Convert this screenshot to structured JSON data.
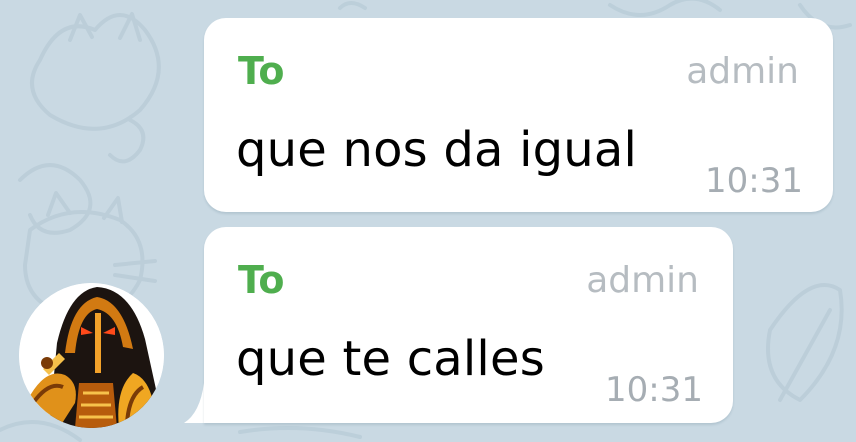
{
  "messages": [
    {
      "sender": "To",
      "role": "admin",
      "text": "que nos da igual",
      "time": "10:31"
    },
    {
      "sender": "To",
      "role": "admin",
      "text": "que te calles",
      "time": "10:31"
    }
  ],
  "colors": {
    "background": "#c9d9e3",
    "sender_name": "#4fae4e",
    "role_label": "#b6bcc1",
    "timestamp": "#a6adb3",
    "bubble": "#ffffff"
  },
  "icons": {
    "avatar": "hooded-figure-avatar-icon"
  }
}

SHORT TASK: Leave the pictures out and print the records above exactly as they stand.

ANSWER TO THE TASK:
Convert this screenshot to structured JSON data.
{
  "messages": [
    {
      "sender": "To",
      "role": "admin",
      "text": "que nos da igual",
      "time": "10:31"
    },
    {
      "sender": "To",
      "role": "admin",
      "text": "que te calles",
      "time": "10:31"
    }
  ],
  "colors": {
    "background": "#c9d9e3",
    "sender_name": "#4fae4e",
    "role_label": "#b6bcc1",
    "timestamp": "#a6adb3",
    "bubble": "#ffffff"
  },
  "icons": {
    "avatar": "hooded-figure-avatar-icon"
  }
}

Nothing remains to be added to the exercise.